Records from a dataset
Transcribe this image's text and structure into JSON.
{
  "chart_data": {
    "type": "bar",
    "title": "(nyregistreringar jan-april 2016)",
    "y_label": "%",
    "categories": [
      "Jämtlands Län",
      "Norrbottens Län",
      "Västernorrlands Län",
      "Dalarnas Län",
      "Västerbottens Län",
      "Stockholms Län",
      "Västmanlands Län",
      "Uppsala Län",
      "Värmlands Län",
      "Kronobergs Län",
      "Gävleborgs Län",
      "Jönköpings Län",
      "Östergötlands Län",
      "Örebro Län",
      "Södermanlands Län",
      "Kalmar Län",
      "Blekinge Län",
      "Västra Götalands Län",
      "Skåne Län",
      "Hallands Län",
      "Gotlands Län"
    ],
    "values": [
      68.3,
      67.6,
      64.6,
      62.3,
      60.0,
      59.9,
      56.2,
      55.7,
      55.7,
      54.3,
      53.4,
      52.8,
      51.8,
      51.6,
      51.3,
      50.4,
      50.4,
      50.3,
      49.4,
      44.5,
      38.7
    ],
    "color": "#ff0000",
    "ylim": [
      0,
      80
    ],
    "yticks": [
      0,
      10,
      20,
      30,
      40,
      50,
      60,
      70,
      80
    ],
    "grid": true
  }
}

Requirement. The records above should be repeated in full, exactly as given.

Response to this task.
Transcribe this image's text and structure into JSON.
{
  "chart_data": {
    "type": "bar",
    "title": "(nyregistreringar jan-april 2016)",
    "y_label": "%",
    "categories": [
      "Jämtlands Län",
      "Norrbottens Län",
      "Västernorrlands Län",
      "Dalarnas Län",
      "Västerbottens Län",
      "Stockholms Län",
      "Västmanlands Län",
      "Uppsala Län",
      "Värmlands Län",
      "Kronobergs Län",
      "Gävleborgs Län",
      "Jönköpings Län",
      "Östergötlands Län",
      "Örebro Län",
      "Södermanlands Län",
      "Kalmar Län",
      "Blekinge Län",
      "Västra Götalands Län",
      "Skåne Län",
      "Hallands Län",
      "Gotlands Län"
    ],
    "values": [
      68.3,
      67.6,
      64.6,
      62.3,
      60.0,
      59.9,
      56.2,
      55.7,
      55.7,
      54.3,
      53.4,
      52.8,
      51.8,
      51.6,
      51.3,
      50.4,
      50.4,
      50.3,
      49.4,
      44.5,
      38.7
    ],
    "color": "#ff0000",
    "ylim": [
      0,
      80
    ],
    "yticks": [
      0,
      10,
      20,
      30,
      40,
      50,
      60,
      70,
      80
    ],
    "grid": true
  }
}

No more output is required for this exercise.